● **Passage du texte**
________________

La phase de la grossesse est capitale selon la pensée et la réalité kabyle car elle représente les racines oubliées et occultées de la vie de tout humain dans les profondeurs cachées du ventre de la mère. Omettre cette phase primordiale de la vie d’un enfant signifie aussi évincer la fonction de la femme en tant que source et poursuite de la vie du genre humain. Chaque Kabyle est élevé dans l’amour inconditionnel envers la mère. C’est ainsi qu’il faut comprendre la phrase suivante qui indique que tout être humain doit sa vie à une femme :
« La femme porte la vie de l’homme - mari, frère ou père - du défenseur de son honneur dans son giron. » (At Ali 1979 p. 98).


3.2 Le rituel collectif de l’accouchement.


Les gestes et pratiques ancestrales qui entourent l’accouchement de la mère et celui de l’enfant ne sont pas des rites de séparations mais d’union. Ils sont respectés encore de nos jours afin de montrer qu’ils sont indissociables l’un de l’autre. Cela est autrement dans les sociétés de l’écriture, dans lesquelles la naissance d’un enfant est surtout comprise comme une séparation et un délivrance du corps maternel.
La naissance en Kabylie se déroule toujours en secret dans la maison et demande le plus souvent l’aide d’une ou de deux femmes. L’accouchement rituel sur le sol se retrouve par tout dans le monde actuel. La femme kabyle accouche assise pour déposer au sol le nouveau-né et cette coutume était la règle générale dans les années cinquante. L’accoucheuse ou une autre femme d’expérience, qui peut être la belle-mère ou la mère la soutiendra par derrière à même le corps en la retenant à l’aide de ses deux mains ouvertes, qui servent de siège. Cependant, à la différence d’autres civilisations, la femme placée devant elle ne lui présentera pas son dos mais sa face et lui servira d’appui. Le miracle de la transformation de la vie féminine, révélé en secret à chaque femme en grossesse, se poursuivait aussi secrètement à l’accouchement dans un rituel collectif.
Les femmes kabyles vivaient entre elles l’aspect sacré de leur création. Elles partageaient ensemble le destin ancestral de leurs mères et surtout le mystère du fondement de la vie sociale : « ce mystère ancestral, qui crée une véritable communion entre toutes les représentantes du sexe féminin, est le fondement même de la vie sociale.”(Getty, p.43).



4. LA 3éme PHASE : LA MERE ET SON ENFANT

4.1. Les quarante jours après l’accouchement et la naissance de l’enfant


Jusqu’à l’accouchement, la femme kabyle assume toutes les tâches journalières mais elle doit ensuite observer une retraite obligatoire. Cette période est fixée à trente-neuf jours et ce n’est que le quarantième qu’elle reprendra une vie normale Cette retraite - une des phases les plus dangereuses de la vie d’une mère – était autrefois observée chez 1es parents de la parturiente car ce sont les mères qui lèguent leur sagesse à leur filles. C’est pour cela que la naissance d’une fille était vivement souhaitée
J’ai longtemps cherché à connaître le sens de la période rituelle des 40 jours qui intervient en Kabylie aussi bien après la naissance qu’après la mort d’un humain. Ce sont les vieilles femmes sages de la Kabylie qui m’ont expliqué que le secret de cette période magique réside dans l’association de h vie humaine à celle de l’astre lunaire. Il faut d’abord rappeler que pendant les trois jours qui suivent la délivrance de son corps, la mère kabyle ainsi que son enfant ne doivent pas se lever du lit et ne pas quitter la maison. Il est interdit de leur rendre visite car on dit que la mère a « un pied dans la tombe ».

________________

● **Objectif**
Selon le passage sur la naissance en Kabylie, combien de jours dure la retraite obligatoire de la femme après l'accouchement ? Veuillez vous appuyer uniquement sur le passage.

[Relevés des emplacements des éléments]
________________

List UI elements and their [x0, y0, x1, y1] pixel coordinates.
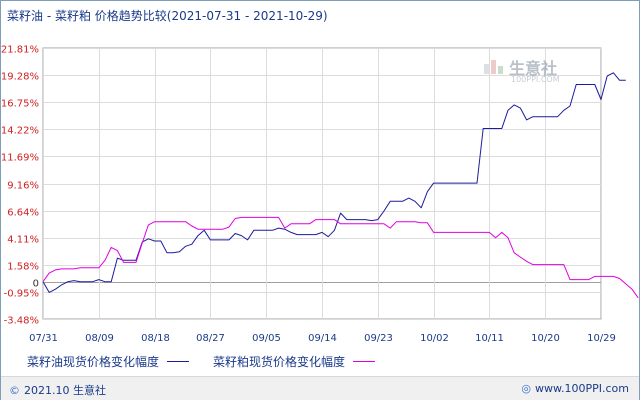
- y-tick-label: 11.69%: [1, 153, 39, 164]
- footer-bar: © 2021.10 生意社 ◎ www.100PPI.com: [1, 376, 639, 400]
- legend-item-meal: 菜籽粕现货价格变化幅度: [213, 353, 376, 370]
- x-tick-label: 08/27: [196, 333, 225, 344]
- y-tick-label: 6.64%: [7, 208, 39, 219]
- x-tick-label: 10/20: [531, 333, 560, 344]
- x-tick-label: 09/23: [364, 333, 393, 344]
- watermark-url: 100PPI.COM: [511, 75, 560, 84]
- footer-left-text: 2021.10 生意社: [24, 384, 106, 397]
- x-tick-label: 09/14: [308, 333, 337, 344]
- series-line-meal: [42, 216, 639, 299]
- legend-label-meal: 菜籽粕现货价格变化幅度: [213, 355, 346, 369]
- y-tick-label: 19.28%: [1, 72, 39, 83]
- legend-label-oil: 菜籽油现货价格变化幅度: [27, 355, 160, 369]
- x-tick-label: 08/18: [141, 333, 170, 344]
- y-tick-label: 0: [33, 279, 39, 290]
- footer-left: © 2021.10 生意社: [9, 382, 106, 398]
- chart-title: 菜籽油 - 菜籽粕 价格趋势比较(2021-07-31 - 2021-10-29…: [7, 9, 328, 23]
- footer-url[interactable]: www.100PPI.com: [535, 382, 629, 395]
- legend: 菜籽油现货价格变化幅度 菜籽粕现货价格变化幅度: [27, 353, 399, 370]
- y-tick-label: 14.22%: [1, 126, 39, 137]
- legend-item-oil: 菜籽油现货价格变化幅度: [27, 353, 190, 370]
- footer-right: ◎ www.100PPI.com: [521, 382, 629, 395]
- watermark-logo-icon: [484, 60, 503, 74]
- watermark-text: 生意社: [509, 59, 558, 78]
- x-tick-label: 10/02: [420, 333, 449, 344]
- watermark: 生意社 100PPI.COM: [483, 55, 560, 84]
- copyright-icon: ©: [9, 384, 20, 397]
- y-tick-label: -0.95%: [4, 289, 39, 300]
- x-tick-label: 08/09: [85, 333, 114, 344]
- y-tick-label: -3.48%: [4, 316, 39, 327]
- y-tick-label: 1.58%: [7, 262, 39, 273]
- globe-icon: ◎: [521, 382, 532, 395]
- y-tick-label: 4.11%: [7, 235, 39, 246]
- x-tick-label: 10/11: [475, 333, 504, 344]
- legend-swatch-meal: [353, 361, 376, 362]
- x-tick-label: 07/31: [29, 333, 58, 344]
- y-tick-label: 16.75%: [1, 99, 39, 110]
- x-tick-label: 09/05: [252, 333, 281, 344]
- y-tick-label: 9.16%: [7, 181, 39, 192]
- y-tick-label: 21.81%: [1, 45, 39, 56]
- legend-swatch-oil: [167, 361, 190, 362]
- x-tick-label: 10/29: [587, 333, 616, 344]
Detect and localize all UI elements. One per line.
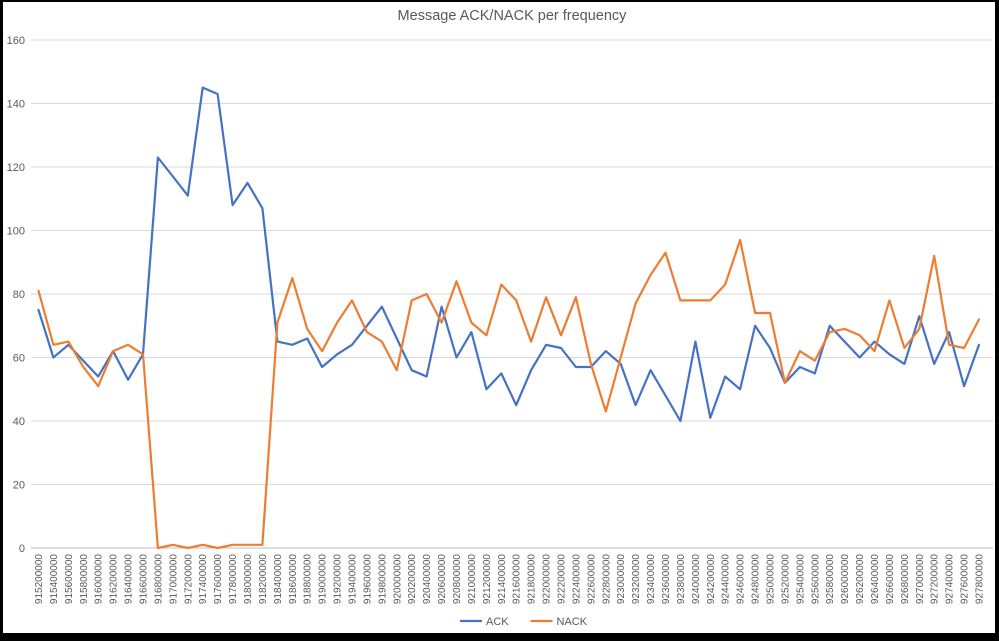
plot-area: 0 20 40 60 80 100 120 140 160 Message ACK/NACK pe… (7, 8, 993, 628)
x-tick-label: 920600000 (437, 554, 448, 604)
x-tick-label: 923400000 (646, 554, 657, 604)
y-tick-label: 140 (7, 99, 25, 111)
x-tick-label: 918200000 (258, 554, 269, 604)
legend-item-nack[interactable]: NACK (530, 616, 588, 628)
x-tick-label: 915200000 (34, 554, 45, 604)
x-tick-label: 921600000 (512, 554, 523, 604)
x-tick-label: 916600000 (139, 554, 150, 604)
x-tick-label: 926400000 (870, 554, 881, 604)
x-tick-label: 917400000 (198, 554, 209, 604)
x-tick-label: 923600000 (661, 554, 672, 604)
x-tick-label: 923200000 (631, 554, 642, 604)
x-tick-label: 924400000 (721, 554, 732, 604)
x-tick-label: 920800000 (452, 554, 463, 604)
x-tick-label: 916200000 (109, 554, 120, 604)
x-tick-label: 927600000 (960, 554, 971, 604)
y-tick-label: 0 (19, 543, 25, 555)
legend-label-nack: NACK (557, 616, 588, 628)
x-tick-label: 918400000 (273, 554, 284, 604)
x-tick-label: 921400000 (497, 554, 508, 604)
x-tick-label: 921800000 (527, 554, 538, 604)
x-tick-label: 920200000 (407, 554, 418, 604)
y-tick-label: 120 (7, 162, 25, 174)
x-tick-label: 925800000 (825, 554, 836, 604)
ack-line (37, 86, 981, 423)
x-tick-label: 917600000 (213, 554, 224, 604)
x-tick-label: 918000000 (243, 554, 254, 604)
legend-item-ack[interactable]: ACK (460, 616, 509, 628)
x-tick-label: 925000000 (766, 554, 777, 604)
x-tick-label: 921200000 (482, 554, 493, 604)
x-tick-label: 923000000 (616, 554, 627, 604)
legend-label-ack: ACK (486, 616, 509, 628)
x-tick-label: 926600000 (885, 554, 896, 604)
x-tick-label: 917800000 (228, 554, 239, 604)
x-tick-label: 924200000 (706, 554, 717, 604)
x-tick-label: 919200000 (333, 554, 344, 604)
x-tick-label: 921000000 (467, 554, 478, 604)
x-tick-label: 923800000 (676, 554, 687, 604)
x-tick-label: 916000000 (94, 554, 105, 604)
x-tick-label: 919000000 (318, 554, 329, 604)
x-tick-label: 925600000 (810, 554, 821, 604)
x-tick-label: 917000000 (168, 554, 179, 604)
x-tick-label: 922200000 (557, 554, 568, 604)
x-tick-label: 918800000 (303, 554, 314, 604)
y-tick-label: 160 (7, 35, 25, 47)
y-tick-label: 100 (7, 226, 25, 238)
x-tick-label: 922800000 (601, 554, 612, 604)
x-tick-label: 927400000 (945, 554, 956, 604)
x-tick-label: 919600000 (362, 554, 373, 604)
x-tick-label: 916800000 (153, 554, 164, 604)
x-tick-label: 917200000 (183, 554, 194, 604)
chart-title: Message ACK/NACK per frequency (398, 8, 628, 24)
x-tick-label: 924000000 (691, 554, 702, 604)
x-tick-label: 927200000 (930, 554, 941, 604)
x-tick-label: 925200000 (780, 554, 791, 604)
x-tick-label: 922400000 (571, 554, 582, 604)
x-tick-label: 924800000 (751, 554, 762, 604)
x-tick-label: 926200000 (855, 554, 866, 604)
x-tick-label: 927800000 (975, 554, 986, 604)
y-tick-label: 60 (13, 353, 25, 365)
x-tick-label: 920400000 (422, 554, 433, 604)
x-tick-label: 924600000 (736, 554, 747, 604)
x-tick-label: 922600000 (586, 554, 597, 604)
x-tick-label: 922000000 (542, 554, 553, 604)
x-tick-label: 916400000 (124, 554, 135, 604)
x-tick-label: 926000000 (840, 554, 851, 604)
y-tick-label: 20 (13, 480, 25, 492)
x-tick-label: 915600000 (64, 554, 75, 604)
x-tick-label: 919800000 (377, 554, 388, 604)
x-tick-label: 919400000 (348, 554, 359, 604)
y-tick-label: 40 (13, 416, 25, 428)
x-tick-label: 915400000 (49, 554, 60, 604)
x-tick-label: 927000000 (915, 554, 926, 604)
x-tick-label: 925400000 (795, 554, 806, 604)
y-tick-label: 80 (13, 289, 25, 301)
x-tick-label: 926800000 (900, 554, 911, 604)
x-tick-label: 920000000 (392, 554, 403, 604)
nack-line (37, 238, 981, 550)
x-tick-label: 918600000 (288, 554, 299, 604)
x-tick-label: 915800000 (79, 554, 90, 604)
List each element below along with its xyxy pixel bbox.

________________

● **Résultat**
Elle dure trente-neuf jours, et la femme reprend une vie normale le quarantième.